*Goal*
Which lines hold the word "hypershade"? Copy each of them from the material.

Extracted data entries
##########

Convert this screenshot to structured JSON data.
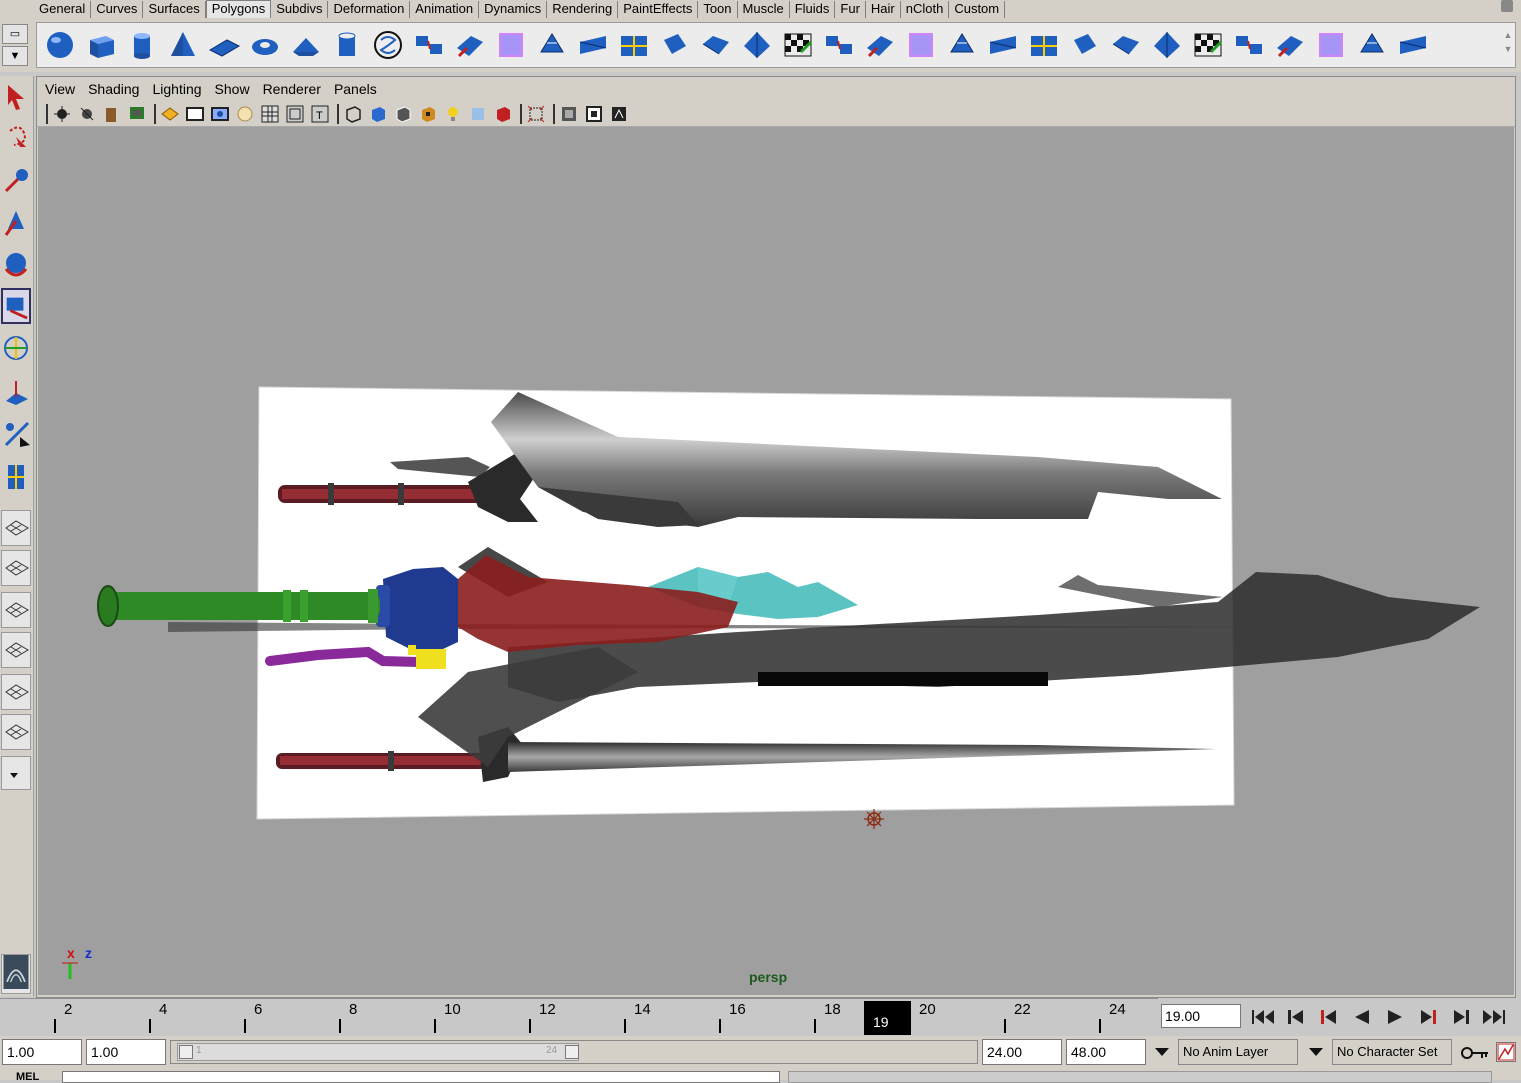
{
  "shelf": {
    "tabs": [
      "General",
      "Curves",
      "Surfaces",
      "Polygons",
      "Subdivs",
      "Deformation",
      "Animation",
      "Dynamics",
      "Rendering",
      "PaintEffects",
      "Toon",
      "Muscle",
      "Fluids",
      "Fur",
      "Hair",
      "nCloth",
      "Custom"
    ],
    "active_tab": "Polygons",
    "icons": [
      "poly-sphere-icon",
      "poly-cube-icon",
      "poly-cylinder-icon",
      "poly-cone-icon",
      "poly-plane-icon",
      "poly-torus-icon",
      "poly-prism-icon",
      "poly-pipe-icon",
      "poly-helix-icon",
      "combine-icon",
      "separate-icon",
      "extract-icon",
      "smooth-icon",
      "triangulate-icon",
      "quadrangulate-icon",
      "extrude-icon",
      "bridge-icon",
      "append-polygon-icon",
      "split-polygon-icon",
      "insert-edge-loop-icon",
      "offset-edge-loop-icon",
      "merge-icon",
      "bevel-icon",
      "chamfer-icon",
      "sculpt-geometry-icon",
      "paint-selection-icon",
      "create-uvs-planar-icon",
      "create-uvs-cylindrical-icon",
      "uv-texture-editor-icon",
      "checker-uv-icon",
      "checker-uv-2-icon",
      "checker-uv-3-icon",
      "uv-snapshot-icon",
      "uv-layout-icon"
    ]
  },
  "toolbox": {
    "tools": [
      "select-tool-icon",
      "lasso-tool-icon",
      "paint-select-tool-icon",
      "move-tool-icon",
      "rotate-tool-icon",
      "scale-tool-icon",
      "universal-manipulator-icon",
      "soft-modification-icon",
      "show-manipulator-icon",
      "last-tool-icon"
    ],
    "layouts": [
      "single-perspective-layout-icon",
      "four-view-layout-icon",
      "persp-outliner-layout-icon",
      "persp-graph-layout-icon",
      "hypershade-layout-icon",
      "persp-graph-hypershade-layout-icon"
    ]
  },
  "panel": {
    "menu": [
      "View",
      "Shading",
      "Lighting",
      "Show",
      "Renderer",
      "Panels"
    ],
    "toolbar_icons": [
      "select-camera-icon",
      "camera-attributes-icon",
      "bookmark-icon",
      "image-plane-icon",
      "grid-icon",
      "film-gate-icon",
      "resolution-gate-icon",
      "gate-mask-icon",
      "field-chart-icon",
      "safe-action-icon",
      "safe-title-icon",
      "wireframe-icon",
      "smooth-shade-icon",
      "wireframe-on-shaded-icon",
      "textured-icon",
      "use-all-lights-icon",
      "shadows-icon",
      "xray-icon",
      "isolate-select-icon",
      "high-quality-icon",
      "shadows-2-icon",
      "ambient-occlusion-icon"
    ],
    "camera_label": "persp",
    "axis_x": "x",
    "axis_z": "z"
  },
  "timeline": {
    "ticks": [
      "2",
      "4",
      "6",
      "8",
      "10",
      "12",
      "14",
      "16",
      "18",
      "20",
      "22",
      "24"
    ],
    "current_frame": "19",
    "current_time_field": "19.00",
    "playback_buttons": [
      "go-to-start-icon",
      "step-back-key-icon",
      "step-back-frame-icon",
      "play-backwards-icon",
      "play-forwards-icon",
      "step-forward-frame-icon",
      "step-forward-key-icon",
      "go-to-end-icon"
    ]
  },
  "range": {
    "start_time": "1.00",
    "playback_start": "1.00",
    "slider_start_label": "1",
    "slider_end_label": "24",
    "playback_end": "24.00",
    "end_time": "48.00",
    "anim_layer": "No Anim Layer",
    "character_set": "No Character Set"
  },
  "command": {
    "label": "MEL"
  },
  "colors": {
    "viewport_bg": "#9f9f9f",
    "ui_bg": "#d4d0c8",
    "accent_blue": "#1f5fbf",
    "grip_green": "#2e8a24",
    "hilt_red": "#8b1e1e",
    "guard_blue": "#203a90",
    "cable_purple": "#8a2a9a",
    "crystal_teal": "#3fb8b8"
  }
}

##########

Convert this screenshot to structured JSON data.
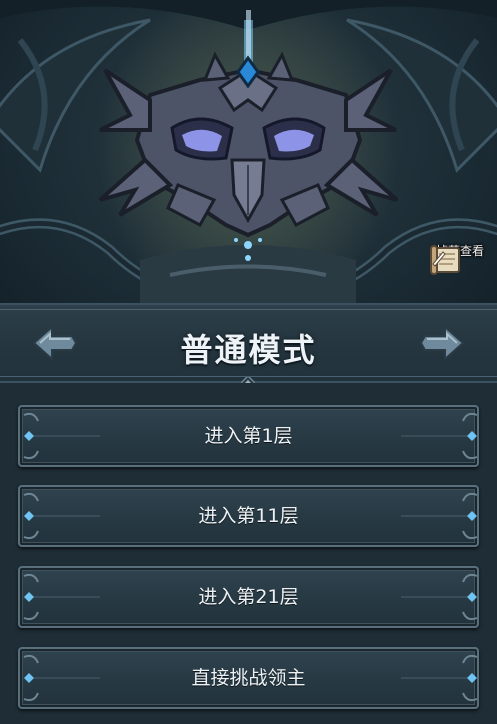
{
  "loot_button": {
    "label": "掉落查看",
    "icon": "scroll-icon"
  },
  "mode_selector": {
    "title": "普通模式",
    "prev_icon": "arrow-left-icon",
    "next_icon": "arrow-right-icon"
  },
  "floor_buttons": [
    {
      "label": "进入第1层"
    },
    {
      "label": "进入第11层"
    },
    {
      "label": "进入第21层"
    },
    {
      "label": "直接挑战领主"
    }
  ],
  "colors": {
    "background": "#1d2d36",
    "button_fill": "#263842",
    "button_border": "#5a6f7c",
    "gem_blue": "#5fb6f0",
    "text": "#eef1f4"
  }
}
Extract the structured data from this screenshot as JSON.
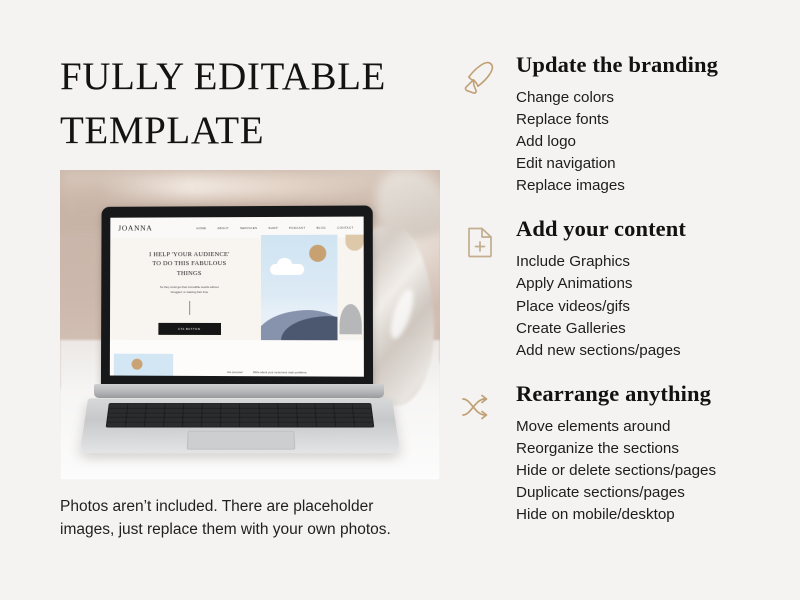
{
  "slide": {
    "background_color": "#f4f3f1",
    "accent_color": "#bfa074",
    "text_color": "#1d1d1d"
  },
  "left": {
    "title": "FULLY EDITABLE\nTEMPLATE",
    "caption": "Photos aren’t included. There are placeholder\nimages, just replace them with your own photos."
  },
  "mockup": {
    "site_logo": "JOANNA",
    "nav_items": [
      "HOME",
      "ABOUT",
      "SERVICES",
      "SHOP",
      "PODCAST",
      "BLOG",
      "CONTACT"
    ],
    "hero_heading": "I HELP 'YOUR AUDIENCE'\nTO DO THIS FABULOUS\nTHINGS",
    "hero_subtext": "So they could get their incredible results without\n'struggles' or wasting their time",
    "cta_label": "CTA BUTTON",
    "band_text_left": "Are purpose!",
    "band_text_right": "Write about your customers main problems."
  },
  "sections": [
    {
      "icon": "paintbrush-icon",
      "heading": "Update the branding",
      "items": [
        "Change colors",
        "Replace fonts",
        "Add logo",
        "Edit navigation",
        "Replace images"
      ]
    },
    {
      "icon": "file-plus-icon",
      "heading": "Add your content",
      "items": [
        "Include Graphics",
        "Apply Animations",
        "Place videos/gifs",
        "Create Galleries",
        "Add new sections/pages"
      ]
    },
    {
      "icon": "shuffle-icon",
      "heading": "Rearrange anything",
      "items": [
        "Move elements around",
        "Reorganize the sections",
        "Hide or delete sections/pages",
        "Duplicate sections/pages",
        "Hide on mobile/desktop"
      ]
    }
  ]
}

##########

*Output of the exercise*
      "hypershade-layout-icon",
      "persp-graph-hypershade-layout-icon"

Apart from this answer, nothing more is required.